Reply with the count of lines holding "text", nothing more.

**Data entries**
───

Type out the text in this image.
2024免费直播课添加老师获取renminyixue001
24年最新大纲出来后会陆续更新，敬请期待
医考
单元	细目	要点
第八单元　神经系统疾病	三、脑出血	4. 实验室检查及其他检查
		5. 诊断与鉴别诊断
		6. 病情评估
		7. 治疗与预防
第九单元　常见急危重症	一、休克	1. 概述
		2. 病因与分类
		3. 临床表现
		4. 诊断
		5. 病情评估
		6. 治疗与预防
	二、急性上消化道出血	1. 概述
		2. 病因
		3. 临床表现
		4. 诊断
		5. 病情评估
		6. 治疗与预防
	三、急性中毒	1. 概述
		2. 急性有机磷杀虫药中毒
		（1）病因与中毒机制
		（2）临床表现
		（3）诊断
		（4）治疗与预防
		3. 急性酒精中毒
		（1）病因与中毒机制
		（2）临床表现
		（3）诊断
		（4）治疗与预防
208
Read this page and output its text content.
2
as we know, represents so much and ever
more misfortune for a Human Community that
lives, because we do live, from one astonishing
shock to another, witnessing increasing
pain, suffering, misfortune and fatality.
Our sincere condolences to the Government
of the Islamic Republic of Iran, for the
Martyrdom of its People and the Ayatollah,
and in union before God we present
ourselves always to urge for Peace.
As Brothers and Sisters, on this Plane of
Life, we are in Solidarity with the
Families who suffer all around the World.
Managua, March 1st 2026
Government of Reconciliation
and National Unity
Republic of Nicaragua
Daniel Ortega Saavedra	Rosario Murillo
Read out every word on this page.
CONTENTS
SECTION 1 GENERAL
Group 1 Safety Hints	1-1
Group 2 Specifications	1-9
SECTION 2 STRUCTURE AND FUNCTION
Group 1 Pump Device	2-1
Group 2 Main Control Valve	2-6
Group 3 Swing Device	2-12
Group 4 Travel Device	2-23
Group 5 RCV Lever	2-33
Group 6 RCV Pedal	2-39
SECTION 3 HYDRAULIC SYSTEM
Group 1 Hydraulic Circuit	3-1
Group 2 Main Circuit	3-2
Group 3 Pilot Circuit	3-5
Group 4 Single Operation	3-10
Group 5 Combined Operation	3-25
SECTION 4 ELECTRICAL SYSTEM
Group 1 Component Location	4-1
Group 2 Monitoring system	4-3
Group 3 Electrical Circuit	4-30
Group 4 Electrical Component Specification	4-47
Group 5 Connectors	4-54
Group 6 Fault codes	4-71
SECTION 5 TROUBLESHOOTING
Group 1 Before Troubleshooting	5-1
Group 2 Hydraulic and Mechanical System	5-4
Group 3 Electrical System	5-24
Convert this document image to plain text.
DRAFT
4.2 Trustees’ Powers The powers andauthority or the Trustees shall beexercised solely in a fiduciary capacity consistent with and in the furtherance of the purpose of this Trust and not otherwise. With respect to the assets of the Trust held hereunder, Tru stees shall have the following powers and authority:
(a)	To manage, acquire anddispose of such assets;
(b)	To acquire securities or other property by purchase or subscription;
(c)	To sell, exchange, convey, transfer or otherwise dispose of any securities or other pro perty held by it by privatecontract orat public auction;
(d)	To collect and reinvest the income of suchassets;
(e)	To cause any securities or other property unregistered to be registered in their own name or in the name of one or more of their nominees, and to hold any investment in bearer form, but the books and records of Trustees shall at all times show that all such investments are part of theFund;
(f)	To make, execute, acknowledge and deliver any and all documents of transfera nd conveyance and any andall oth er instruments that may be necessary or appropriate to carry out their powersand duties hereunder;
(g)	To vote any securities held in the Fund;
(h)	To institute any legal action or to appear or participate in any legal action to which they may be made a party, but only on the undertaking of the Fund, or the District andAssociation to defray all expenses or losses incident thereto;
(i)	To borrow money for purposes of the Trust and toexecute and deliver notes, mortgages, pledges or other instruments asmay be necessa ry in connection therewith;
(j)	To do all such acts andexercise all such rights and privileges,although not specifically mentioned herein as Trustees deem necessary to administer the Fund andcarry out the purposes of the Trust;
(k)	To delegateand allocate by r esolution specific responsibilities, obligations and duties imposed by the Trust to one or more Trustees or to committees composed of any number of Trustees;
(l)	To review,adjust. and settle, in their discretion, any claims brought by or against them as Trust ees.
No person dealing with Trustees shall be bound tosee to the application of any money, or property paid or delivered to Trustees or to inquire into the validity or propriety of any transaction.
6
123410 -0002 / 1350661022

───

**Solution**
3